● What the exercise asks:
Find every line in the records below that holds the word "right", and copy each one.

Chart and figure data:
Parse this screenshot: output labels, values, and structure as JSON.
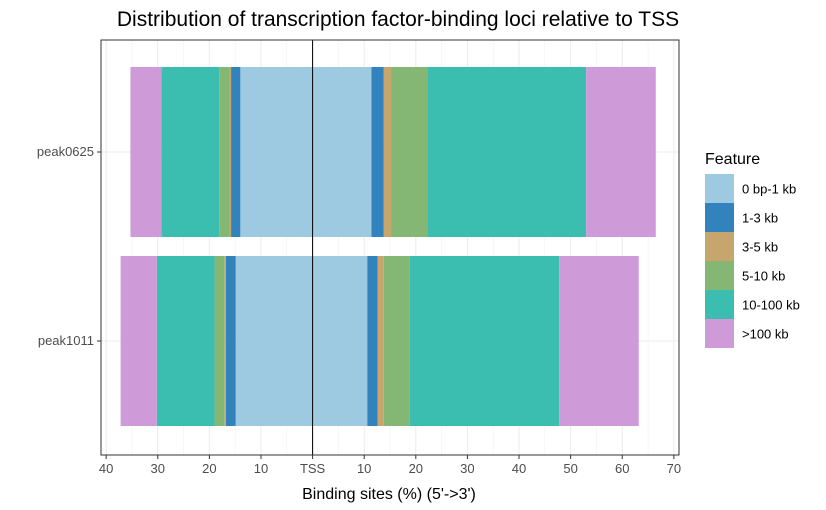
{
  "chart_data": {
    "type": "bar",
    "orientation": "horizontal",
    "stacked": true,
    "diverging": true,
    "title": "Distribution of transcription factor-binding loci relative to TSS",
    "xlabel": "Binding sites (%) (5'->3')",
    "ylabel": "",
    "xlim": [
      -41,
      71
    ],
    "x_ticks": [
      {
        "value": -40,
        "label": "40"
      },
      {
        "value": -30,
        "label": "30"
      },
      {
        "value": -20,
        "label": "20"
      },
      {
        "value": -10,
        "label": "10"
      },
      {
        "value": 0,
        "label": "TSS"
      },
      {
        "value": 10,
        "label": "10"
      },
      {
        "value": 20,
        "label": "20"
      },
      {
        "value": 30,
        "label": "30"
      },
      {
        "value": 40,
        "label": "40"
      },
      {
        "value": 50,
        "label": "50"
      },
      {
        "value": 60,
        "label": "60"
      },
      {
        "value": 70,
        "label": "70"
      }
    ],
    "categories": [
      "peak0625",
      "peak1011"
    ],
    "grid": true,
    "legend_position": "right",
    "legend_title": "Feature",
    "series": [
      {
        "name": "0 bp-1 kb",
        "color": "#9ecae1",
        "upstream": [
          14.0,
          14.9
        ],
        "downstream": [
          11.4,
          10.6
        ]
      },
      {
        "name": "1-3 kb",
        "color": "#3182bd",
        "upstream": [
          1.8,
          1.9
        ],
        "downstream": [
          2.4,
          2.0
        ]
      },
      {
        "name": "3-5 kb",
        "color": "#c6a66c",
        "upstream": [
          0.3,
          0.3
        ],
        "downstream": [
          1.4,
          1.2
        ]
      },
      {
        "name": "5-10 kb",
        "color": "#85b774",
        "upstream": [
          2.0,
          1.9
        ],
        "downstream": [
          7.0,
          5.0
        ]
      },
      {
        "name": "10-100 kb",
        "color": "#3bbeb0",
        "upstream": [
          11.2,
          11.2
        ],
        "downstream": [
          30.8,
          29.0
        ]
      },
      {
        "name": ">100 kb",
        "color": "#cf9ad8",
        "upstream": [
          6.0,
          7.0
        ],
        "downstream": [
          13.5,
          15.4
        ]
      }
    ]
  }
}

==

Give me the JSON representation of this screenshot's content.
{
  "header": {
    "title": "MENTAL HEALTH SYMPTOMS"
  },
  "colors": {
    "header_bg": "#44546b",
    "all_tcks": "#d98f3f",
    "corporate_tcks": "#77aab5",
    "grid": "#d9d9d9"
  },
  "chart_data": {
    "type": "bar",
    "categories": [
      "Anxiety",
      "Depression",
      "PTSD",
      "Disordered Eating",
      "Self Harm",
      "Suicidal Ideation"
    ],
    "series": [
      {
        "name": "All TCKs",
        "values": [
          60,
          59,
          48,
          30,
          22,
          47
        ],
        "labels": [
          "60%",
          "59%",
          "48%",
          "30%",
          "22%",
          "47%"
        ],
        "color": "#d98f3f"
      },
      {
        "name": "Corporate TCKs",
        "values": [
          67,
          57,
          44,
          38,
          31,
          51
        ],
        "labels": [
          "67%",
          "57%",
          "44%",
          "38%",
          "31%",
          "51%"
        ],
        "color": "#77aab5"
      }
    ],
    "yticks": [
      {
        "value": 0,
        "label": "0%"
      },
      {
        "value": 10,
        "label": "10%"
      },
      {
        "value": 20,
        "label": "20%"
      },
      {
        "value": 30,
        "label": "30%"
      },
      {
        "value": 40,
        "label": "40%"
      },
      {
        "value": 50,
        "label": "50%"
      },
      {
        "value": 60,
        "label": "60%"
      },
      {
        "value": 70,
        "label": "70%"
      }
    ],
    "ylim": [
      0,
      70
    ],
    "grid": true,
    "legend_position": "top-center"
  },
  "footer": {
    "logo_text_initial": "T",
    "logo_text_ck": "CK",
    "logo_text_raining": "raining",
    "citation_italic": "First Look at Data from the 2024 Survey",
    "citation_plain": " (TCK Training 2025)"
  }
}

--

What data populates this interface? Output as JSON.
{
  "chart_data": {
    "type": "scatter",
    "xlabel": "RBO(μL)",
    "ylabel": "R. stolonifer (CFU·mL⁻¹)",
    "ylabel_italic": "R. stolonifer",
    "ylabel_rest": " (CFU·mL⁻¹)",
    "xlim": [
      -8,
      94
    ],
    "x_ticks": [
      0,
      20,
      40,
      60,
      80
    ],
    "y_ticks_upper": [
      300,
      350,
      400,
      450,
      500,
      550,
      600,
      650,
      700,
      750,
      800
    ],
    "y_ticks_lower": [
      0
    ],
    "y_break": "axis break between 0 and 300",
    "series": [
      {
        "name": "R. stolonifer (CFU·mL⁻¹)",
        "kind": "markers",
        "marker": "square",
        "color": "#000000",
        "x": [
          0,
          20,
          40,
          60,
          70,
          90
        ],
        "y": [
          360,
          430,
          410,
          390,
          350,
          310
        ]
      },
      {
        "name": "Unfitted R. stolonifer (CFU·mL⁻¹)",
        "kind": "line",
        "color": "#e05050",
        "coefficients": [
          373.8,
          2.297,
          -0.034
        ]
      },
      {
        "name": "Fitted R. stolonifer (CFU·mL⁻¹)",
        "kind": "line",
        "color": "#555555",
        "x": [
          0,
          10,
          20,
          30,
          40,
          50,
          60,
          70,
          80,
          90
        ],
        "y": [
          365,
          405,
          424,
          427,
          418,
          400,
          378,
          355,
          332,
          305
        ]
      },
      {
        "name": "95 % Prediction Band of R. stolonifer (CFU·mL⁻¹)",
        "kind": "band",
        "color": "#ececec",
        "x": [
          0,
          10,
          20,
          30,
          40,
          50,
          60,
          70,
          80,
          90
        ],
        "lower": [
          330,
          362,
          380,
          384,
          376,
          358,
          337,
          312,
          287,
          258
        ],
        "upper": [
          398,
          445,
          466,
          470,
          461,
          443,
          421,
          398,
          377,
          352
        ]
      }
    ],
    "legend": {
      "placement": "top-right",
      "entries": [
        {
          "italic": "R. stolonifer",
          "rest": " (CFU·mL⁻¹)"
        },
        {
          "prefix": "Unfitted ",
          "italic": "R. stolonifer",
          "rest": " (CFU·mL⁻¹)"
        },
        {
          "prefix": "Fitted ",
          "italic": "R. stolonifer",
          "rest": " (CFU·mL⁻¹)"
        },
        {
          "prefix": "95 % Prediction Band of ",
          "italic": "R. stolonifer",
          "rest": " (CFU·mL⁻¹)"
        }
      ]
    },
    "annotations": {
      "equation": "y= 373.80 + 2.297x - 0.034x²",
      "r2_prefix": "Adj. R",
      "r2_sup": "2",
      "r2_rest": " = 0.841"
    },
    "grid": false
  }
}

● Full solution:
    "legend_position": "right",
      "placement": "top-right",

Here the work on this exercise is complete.